◆ GOAL
Would you transcribe the whole listing exactly, minus its pictures?

◆ DATASET RECORDS
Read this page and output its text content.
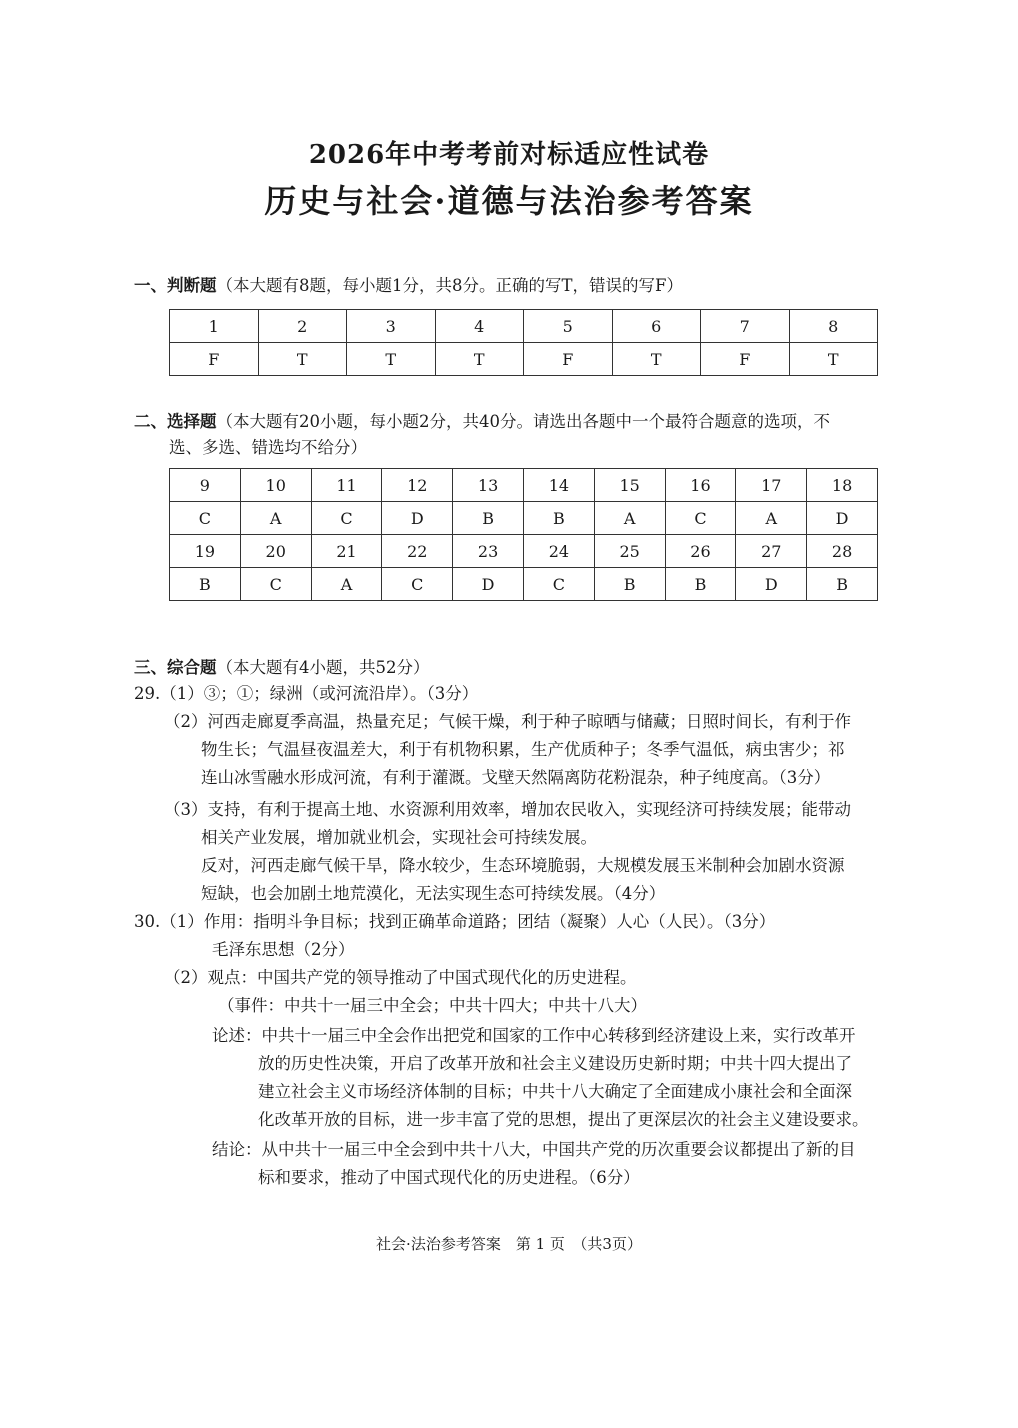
2026年中考考前对标适应性试卷
历史与社会·道德与法治参考答案
一、判断题（本大题有8题，每小题1分，共8分。正确的写T，错误的写F）
1	2	3	4	5	6	7	8
F	T	T	T	F	T	F	T
二、选择题（本大题有20小题，每小题2分，共40分。请选出各题中一个最符合题意的选项，不
选、多选、错选均不给分）
9	10	11	12	13	14	15	16	17	18
C	A	C	D	B	B	A	C	A	D
19	20	21	22	23	24	25	26	27	28
B	C	A	C	D	C	B	B	D	B
三、综合题（本大题有4小题，共52分）
29.（1）③；①；绿洲（或河流沿岸）。（3分）
（2）河西走廊夏季高温，热量充足；气候干燥，利于种子晾晒与储藏；日照时间长，有利于作
物生长；气温昼夜温差大，利于有机物积累，生产优质种子；冬季气温低，病虫害少；祁
连山冰雪融水形成河流，有利于灌溉。戈壁天然隔离防花粉混杂，种子纯度高。（3分）
（3）支持，有利于提高土地、水资源利用效率，增加农民收入，实现经济可持续发展；能带动
相关产业发展，增加就业机会，实现社会可持续发展。
反对，河西走廊气候干旱，降水较少，生态环境脆弱，大规模发展玉米制种会加剧水资源
短缺，也会加剧土地荒漠化，无法实现生态可持续发展。（4分）
30.（1）作用：指明斗争目标；找到正确革命道路；团结（凝聚）人心（人民）。（3分）
毛泽东思想（2分）
（2）观点：中国共产党的领导推动了中国式现代化的历史进程。
（事件：中共十一届三中全会；中共十四大；中共十八大）
论述：中共十一届三中全会作出把党和国家的工作中心转移到经济建设上来，实行改革开
放的历史性决策，开启了改革开放和社会主义建设历史新时期；中共十四大提出了
建立社会主义市场经济体制的目标；中共十八大确定了全面建成小康社会和全面深
化改革开放的目标，进一步丰富了党的思想，提出了更深层次的社会主义建设要求。
结论：从中共十一届三中全会到中共十八大，中国共产党的历次重要会议都提出了新的目
标和要求，推动了中国式现代化的历史进程。（6分）
社会·法治参考答案　第 1 页　（共3页）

◆ RESULT OF THE EXERCISE
Read this page and output its text content.
2026年中考考前对标适应性试卷
历史与社会·道德与法治参考答案
一、判断题（本大题有8题，每小题1分，共8分。正确的写T，错误的写F）
1	2	3	4	5	6	7	8
F	T	T	T	F	T	F	T
二、选择题（本大题有20小题，每小题2分，共40分。请选出各题中一个最符合题意的选项，不
选、多选、错选均不给分）
9	10	11	12	13	14	15	16	17	18
C	A	C	D	B	B	A	C	A	D
19	20	21	22	23	24	25	26	27	28
B	C	A	C	D	C	B	B	D	B
三、综合题（本大题有4小题，共52分）
29.（1）③；①；绿洲（或河流沿岸）。（3分）
（2）河西走廊夏季高温，热量充足；气候干燥，利于种子晾晒与储藏；日照时间长，有利于作
物生长；气温昼夜温差大，利于有机物积累，生产优质种子；冬季气温低，病虫害少；祁
连山冰雪融水形成河流，有利于灌溉。戈壁天然隔离防花粉混杂，种子纯度高。（3分）
（3）支持，有利于提高土地、水资源利用效率，增加农民收入，实现经济可持续发展；能带动
相关产业发展，增加就业机会，实现社会可持续发展。
反对，河西走廊气候干旱，降水较少，生态环境脆弱，大规模发展玉米制种会加剧水资源
短缺，也会加剧土地荒漠化，无法实现生态可持续发展。（4分）
30.（1）作用：指明斗争目标；找到正确革命道路；团结（凝聚）人心（人民）。（3分）
毛泽东思想（2分）
（2）观点：中国共产党的领导推动了中国式现代化的历史进程。
（事件：中共十一届三中全会；中共十四大；中共十八大）
论述：中共十一届三中全会作出把党和国家的工作中心转移到经济建设上来，实行改革开
放的历史性决策，开启了改革开放和社会主义建设历史新时期；中共十四大提出了
建立社会主义市场经济体制的目标；中共十八大确定了全面建成小康社会和全面深
化改革开放的目标，进一步丰富了党的思想，提出了更深层次的社会主义建设要求。
结论：从中共十一届三中全会到中共十八大，中国共产党的历次重要会议都提出了新的目
标和要求，推动了中国式现代化的历史进程。（6分）
社会·法治参考答案　第 1 页　（共3页）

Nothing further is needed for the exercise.